• _Work to complete_
• a. In the text on Christian Ludwig Nitzsch, at which university was he professor of zoology?
• b. Write out word for word everything in the text on Christian Ludwig Nitzsch from "Christian Ludwig Nitzsch" down to "of their young.".

Christian Ludwig Nitzsch (3 September 1782 – 16 August 1837) was a German zoologist. He is best remembered for his approach to classifying birds on the basis of their feather tract distributions or pterylosis of their young.

==Career==
He was professor of zoology at the University of Halle. While his primary interest lay in ornithology, Nitzsch published studies on other topics, including diatoms (the diatom genus Nitzschia is named after him). He is also widely credited with producing the first systematic zoological studies of lice, Nitzsch Ch. L., Darstellung der Familien und Gattungen der Thierinsecten (insecta epizoica). Magazin fur die Entomologie, Germar, Zincken, Bd.3 (1818). Zoology owes important insights to his works "Über die Formenkenntnis, Anatomie und Entwicklungsgeschichte der Parasiten", "Über die Anatomie der Vögel" and "Der Bau der Infusorien". Nitzsch, who as an excellent zoologist also dealt with the anatomy of birds, developed dissection techniques and also knew how to inspire in his lectures. He died in 1837 as a result of a stroke. In 1832, he was elected a foreign member of the Royal Swedish Academy of Sciences.

• _Data for review_

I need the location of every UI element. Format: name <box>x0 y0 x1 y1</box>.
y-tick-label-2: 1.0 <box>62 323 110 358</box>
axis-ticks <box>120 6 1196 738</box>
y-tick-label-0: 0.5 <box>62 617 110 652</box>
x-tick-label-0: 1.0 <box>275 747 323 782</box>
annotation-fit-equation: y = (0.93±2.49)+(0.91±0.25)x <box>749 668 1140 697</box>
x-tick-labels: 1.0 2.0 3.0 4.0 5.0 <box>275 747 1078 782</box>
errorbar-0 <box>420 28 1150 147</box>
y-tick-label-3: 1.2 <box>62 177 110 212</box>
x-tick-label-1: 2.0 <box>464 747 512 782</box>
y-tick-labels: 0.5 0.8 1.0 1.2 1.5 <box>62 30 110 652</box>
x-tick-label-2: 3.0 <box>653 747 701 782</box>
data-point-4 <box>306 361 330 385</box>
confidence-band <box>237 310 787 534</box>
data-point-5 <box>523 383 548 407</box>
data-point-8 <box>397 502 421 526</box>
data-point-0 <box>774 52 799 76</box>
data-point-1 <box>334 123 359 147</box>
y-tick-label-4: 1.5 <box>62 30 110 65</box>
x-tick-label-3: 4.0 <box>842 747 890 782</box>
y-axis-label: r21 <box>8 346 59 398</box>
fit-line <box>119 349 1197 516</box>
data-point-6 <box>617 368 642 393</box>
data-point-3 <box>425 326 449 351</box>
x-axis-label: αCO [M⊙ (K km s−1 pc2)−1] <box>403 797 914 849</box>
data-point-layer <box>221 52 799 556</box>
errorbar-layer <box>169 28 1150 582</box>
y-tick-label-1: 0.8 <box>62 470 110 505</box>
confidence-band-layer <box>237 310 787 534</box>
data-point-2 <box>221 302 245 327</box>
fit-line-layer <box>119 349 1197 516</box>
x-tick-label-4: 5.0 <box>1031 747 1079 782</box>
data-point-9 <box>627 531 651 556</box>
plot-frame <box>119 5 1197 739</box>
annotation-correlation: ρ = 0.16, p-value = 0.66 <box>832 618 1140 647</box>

• _Answers by task_
• a. The University of Halle.

• b.
Christian Ludwig Nitzsch (3 September 1782 – 16 August 1837) was a German zoologist. He is best remembered for his approach to classifying birds on the basis of their feather tract distributions or pterylosis of their young.